Défi 1: Renvoyez à l'identique les lignes des enregistrements, de celle qui contient « wire diagonal connector to » jusqu'à la fin des enregistrements, ces deux bornes comprises. Omettez les images dans votre réponse.

************

Dans les jours qui ont suivi l'entrée en vigueur d'un cessez-le-feu temporaire,
une aide à grande échelle a pu atteindre les Gazaouis, a confirmé le
porte-parole du Bureau de la coordination des affaires humanitaires des Nations
Unies, Jens Laerke.
Le premier jour du cessez-le-feu, 630 camions sont
entrés à
Gaza – bien plus que les cinquante à cent camions par jour qui ont eu du mal à
entrer pendant les bombardements israéliens. Ces camions « acheminent de la
nourriture, ouvrent des boulangeries, fournissent des soins de santé,
réapprovisionnent les hôpitaux, réparent les réseaux d'eau, réparent les abris,
réunifient les familles » et effectuent d'autres travaux essentiels, a déclaré
M. Laerke. Après près de cinq cents jours de violences génocidaires, cette aide
est plus qu'un soulagement. C'est une bouée de sauvetage. Mais cet accord de
cessez-le-feu avait été présenté
pour la première fois en mai 2024, lorsqu'il a été approuvé par le gouvernement
israélien, puis accepté par le Hamas jusqu'à ce qu'il soit finalement rejeté par
Netanyahu. Les armes auraient pu être réduites au silence à ce
moment-là.

************

Défi 2: Retapez fidèlement le passage du texte sur le cessez-le-feu à Gaza, de « Dans les jours » jusqu'à « Unies, Jens Laerke. ».

************

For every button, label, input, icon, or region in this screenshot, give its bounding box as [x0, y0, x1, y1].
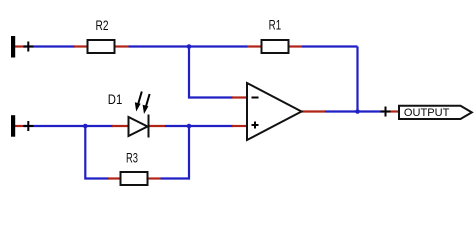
terminal J2 [11, 115, 33, 137]
resistor R1 [262, 18, 289, 54]
resistor R2 [88, 18, 115, 53]
wire: red lead terminal J2 to wire [14, 125, 26, 127]
terminal J1 [11, 36, 33, 58]
wire: red lead to op-amp non-inverting input [232, 125, 247, 127]
wire: top rail blue from R2 to R1 through node A [129, 45, 249, 47]
wire: red left lead of R2 [74, 45, 88, 47]
junction node D [355, 109, 360, 114]
output plus marker [381, 107, 391, 117]
wire: red lead to op-amp inverting input [232, 96, 247, 98]
junction node B [83, 124, 88, 129]
junction node C [187, 124, 192, 129]
wire: R3 branch blue from R3 right lead up to node C [161, 126, 190, 179]
wire: red lead from output plus to OUTPUT flag [386, 110, 400, 112]
wire: bottom rail blue from terminal J2 to diode left lead [24, 125, 113, 127]
svg-text:D1: D1 [108, 92, 123, 107]
wire: red left lead of R3 [108, 177, 121, 179]
photodiode D1 light arrow 2 [143, 94, 150, 114]
svg-text:R1: R1 [269, 18, 282, 33]
wire: red right lead of R1 [288, 45, 302, 47]
wire: top rail blue from terminal J1 plus to R2 left lead [24, 45, 75, 47]
wire: red left lead of R1 [247, 45, 262, 47]
wire: red right lead of R2 [114, 45, 129, 47]
wire: inverting input branch blue from node A down and right [189, 47, 233, 98]
wire: feedback vertical blue down to output node D [356, 47, 358, 112]
wire: output rail blue through node D to output plus [325, 110, 384, 112]
photodiode D1 light arrow 1 [135, 92, 142, 112]
junction node A [187, 44, 192, 49]
wire: red right lead of R3 [147, 177, 161, 179]
wire: R3 branch blue from node B down to R3 left lead [85, 126, 109, 179]
op-amp U1 [247, 83, 302, 140]
resistor R3 [121, 151, 148, 186]
wire: red left lead of D1 [112, 125, 129, 127]
wire: red right lead of D1 [149, 125, 166, 127]
svg-text:R3: R3 [126, 151, 138, 166]
OUTPUT flag [399, 106, 472, 119]
wire: bottom rail blue from D1 to op-amp branch [165, 125, 233, 127]
photodiode D1 [108, 92, 149, 138]
wire: red op-amp output lead [302, 110, 326, 112]
svg-text:OUTPUT: OUTPUT [404, 107, 450, 119]
wire: blue from R1 right lead to feedback corner [302, 45, 358, 47]
svg-text:R2: R2 [96, 18, 109, 33]
wire: red lead terminal J1 to wire [14, 45, 26, 47]
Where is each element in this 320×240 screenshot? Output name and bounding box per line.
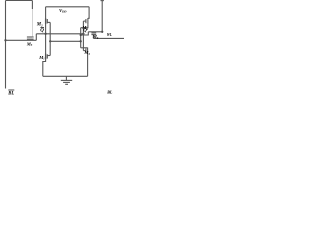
svg-text:VDD: VDD	[59, 8, 66, 14]
wire VDD rail	[46, 6, 90, 8]
transistor M2 pmos left: source from rail, inline channel	[45, 7, 47, 34]
transistor M2 gate bar	[46, 19, 48, 23]
wire WL left gate faint segment	[31, 9, 33, 37]
svg-text:WL: WL	[107, 32, 112, 37]
transistor M1 nmos left: inline channel	[45, 54, 47, 60]
wire top edge WL horizontal	[6, 0, 33, 2]
svg-text:BL: BL	[106, 89, 112, 94]
transistor M5 channel bar	[27, 38, 34, 40]
svg-text:Q: Q	[83, 28, 87, 33]
wire WL left gate stub (top)	[31, 1, 33, 10]
transistor M5 gate bar	[27, 36, 34, 38]
transistor M1 channel bar	[45, 54, 47, 60]
transistor M1 gate lead	[47, 55, 50, 57]
wire cross-couple upper (Qbar to right gates)	[36, 33, 83, 35]
wire BL right bitline	[101, 1, 103, 32]
transistor M4 pmos right: source from rail	[88, 7, 89, 18]
node dot Qbar	[44, 33, 46, 35]
transistor M2 channel bar	[45, 18, 47, 24]
transistor M4 gate bar	[85, 19, 87, 23]
transistor M6 access right: wire to BL	[88, 31, 102, 33]
wire M6 left lead down to Q wire	[81, 32, 89, 35]
transistor M4 gate lead	[83, 20, 86, 22]
transistor M5 gate lead up	[31, 37, 33, 38]
transistor M4 channel bar	[87, 18, 89, 24]
svg-text:Q: Q	[40, 29, 44, 34]
wire M4 drain elbow to Q	[81, 24, 88, 28]
node dot on Q vertical	[80, 40, 82, 42]
wire ground center stub	[65, 76, 67, 80]
transistor M3 channel bar	[87, 48, 89, 54]
label BLbar overline	[8, 89, 14, 91]
node BLbar junction dot	[4, 39, 6, 41]
wire right output vertical Q	[80, 28, 82, 48]
transistor M5 access left: wire from BLbar	[6, 39, 37, 41]
wire left output vertical Qbar	[45, 34, 47, 54]
ground symbol bars	[61, 79, 72, 81]
wire M5 right lead up to Qbar wire	[35, 34, 37, 41]
transistor M6 gate bar	[91, 34, 96, 36]
wire WL right segment	[93, 37, 124, 39]
transistor M1 gate bar	[46, 54, 48, 58]
wire cross-couple lower (Q to left gates)	[50, 40, 80, 42]
wire ground rail	[43, 75, 88, 77]
svg-text:M2: M2	[36, 23, 43, 28]
transistor M3 nmos right: drain stub	[81, 47, 88, 49]
node dot right gate line	[82, 33, 84, 35]
svg-text:BL: BL	[7, 92, 14, 97]
label Qbar overline	[40, 27, 44, 29]
wire M3 source to ground	[87, 54, 89, 77]
node dot M6 tap on Q vertical	[80, 34, 82, 36]
transistor M6 gate lead down to WL	[92, 35, 94, 39]
wire BLbar left bitline	[5, 1, 7, 89]
wire right gate line vertical	[82, 21, 84, 50]
svg-text:M5: M5	[26, 41, 33, 47]
svg-text:M3: M3	[83, 50, 90, 56]
transistor M6 channel bar	[91, 32, 96, 34]
transistor M3 gate bar	[85, 49, 87, 53]
transistor M3 gate lead	[83, 50, 86, 52]
transistor M2 gate lead	[47, 21, 50, 23]
wire M1 source to ground	[43, 59, 46, 76]
svg-text:M1: M1	[38, 55, 45, 61]
wire left gate line vertical	[49, 22, 51, 55]
svg-text:M6: M6	[92, 34, 99, 40]
6T SRAM cell schematic	[0, 0, 124, 99]
node BL top tick	[101, 0, 104, 2]
node BL junction dot	[101, 31, 103, 33]
node dot left gate line	[49, 40, 51, 42]
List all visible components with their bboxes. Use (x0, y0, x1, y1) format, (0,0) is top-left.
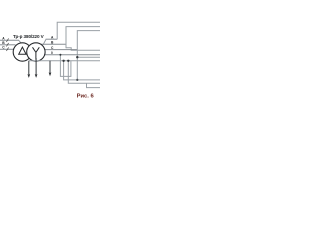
wire diagonal connector to phase A (43, 40, 46, 45)
junction dot bus tap 2 (67, 60, 69, 62)
wire drop to lower feeder 2 (64, 61, 100, 80)
transformer secondary circle with star (27, 43, 45, 61)
junction dot bus tap 1 (62, 60, 64, 62)
junction dot branch start (76, 56, 78, 58)
wire output phase A (to riser) (46, 38, 58, 40)
junction dot neutral drop (59, 54, 61, 56)
star (Y) winding symbol (33, 47, 40, 59)
transformer primary circle with delta (13, 43, 31, 61)
wire output phase C (42, 49, 77, 51)
load arrow shaft right (49, 61, 51, 73)
wire drop to lower feeder 3 (68, 61, 100, 83)
wire riser B with top run (66, 27, 100, 49)
svg-text:Рис. 6: Рис. 6 (77, 94, 95, 100)
svg-text:0: 0 (51, 51, 53, 55)
delta winding symbol (19, 47, 26, 54)
wire drop to lower feeder 1 (60, 55, 71, 77)
wire output phase B (41, 43, 66, 45)
slash tick on input C (6, 47, 8, 51)
arrowhead load left (28, 74, 31, 78)
wire star point drop (35, 58, 37, 74)
wire bottom-most feeder (87, 83, 101, 87)
wire input phase B (0, 44, 16, 46)
slash tick on input B (6, 43, 8, 47)
wire riser A (57, 22, 100, 39)
wire branch line to right edge (77, 56, 100, 58)
wire diagonal connector input A (19, 40, 22, 43)
wire riser C long vertical (77, 31, 100, 80)
wire output neutral 0 (42, 54, 100, 56)
junction dot riser C bottom (76, 79, 78, 81)
wire staircase B to mid line (66, 48, 100, 51)
slash tick on input A (6, 38, 8, 42)
wire input phase C (0, 48, 14, 50)
svg-text:Тр-р 380/220 V: Тр-р 380/220 V (13, 34, 45, 39)
load arrow shaft left (28, 61, 30, 74)
arrowhead load right (49, 73, 52, 77)
wire neutral bus under transformer (29, 60, 100, 62)
arrowhead star point (35, 74, 38, 78)
wire input phase A (0, 39, 19, 41)
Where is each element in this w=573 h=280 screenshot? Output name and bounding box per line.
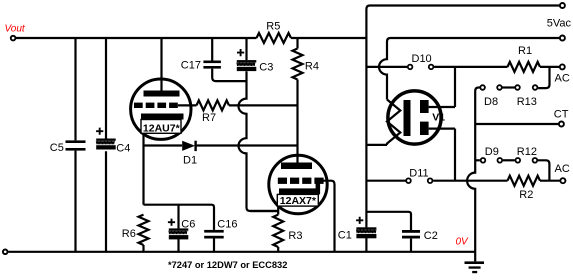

************

Résultat de l'exercice 1:
wire diagonal connector to phase A (43, 40, 46, 45)
junction dot bus tap 2 (67, 60, 69, 62)
wire drop to lower feeder 2 (64, 61, 100, 80)
transformer secondary circle with star (27, 43, 45, 61)
junction dot bus tap 1 (62, 60, 64, 62)
junction dot branch start (76, 56, 78, 58)
wire output phase A (to riser) (46, 38, 58, 40)
junction dot neutral drop (59, 54, 61, 56)
star (Y) winding symbol (33, 47, 40, 59)
transformer primary circle with delta (13, 43, 31, 61)
wire output phase C (42, 49, 77, 51)
load arrow shaft right (49, 61, 51, 73)
wire drop to lower feeder 3 (68, 61, 100, 83)
wire riser B with top run (66, 27, 100, 49)
svg-text:Рис. 6: Рис. 6 (77, 94, 95, 100)
svg-text:0: 0 (51, 51, 53, 55)
delta winding symbol (19, 47, 26, 54)
wire drop to lower feeder 1 (60, 55, 71, 77)
wire output phase B (41, 43, 66, 45)
slash tick on input C (6, 47, 8, 51)
arrowhead load left (28, 74, 31, 78)
wire star point drop (35, 58, 37, 74)
wire bottom-most feeder (87, 83, 101, 87)
wire input phase B (0, 44, 16, 46)
slash tick on input B (6, 43, 8, 47)
wire riser A (57, 22, 100, 39)
wire branch line to right edge (77, 56, 100, 58)
wire diagonal connector input A (19, 40, 22, 43)
wire riser C long vertical (77, 31, 100, 80)
wire output neutral 0 (42, 54, 100, 56)
junction dot riser C bottom (76, 79, 78, 81)
wire staircase B to mid line (66, 48, 100, 51)
slash tick on input A (6, 38, 8, 42)
wire input phase C (0, 48, 14, 50)
svg-text:Тр-р 380/220 V: Тр-р 380/220 V (13, 34, 45, 39)
load arrow shaft left (28, 61, 30, 74)
arrowhead load right (49, 73, 52, 77)
wire neutral bus under transformer (29, 60, 100, 62)
arrowhead star point (35, 74, 38, 78)
wire input phase A (0, 39, 19, 41)
Where is each element in this w=573 h=280 screenshot? Output name and bounding box per line.

Résultat de l'exercice 2:
Dans les jours qui ont suivi l'entrée en vigueur d'un cessez-le-feu temporaire,
une aide à grande échelle a pu atteindre les Gazaouis, a confirmé le
porte-parole du Bureau de la coordination des affaires humanitaires des Nations
Unies, Jens Laerke.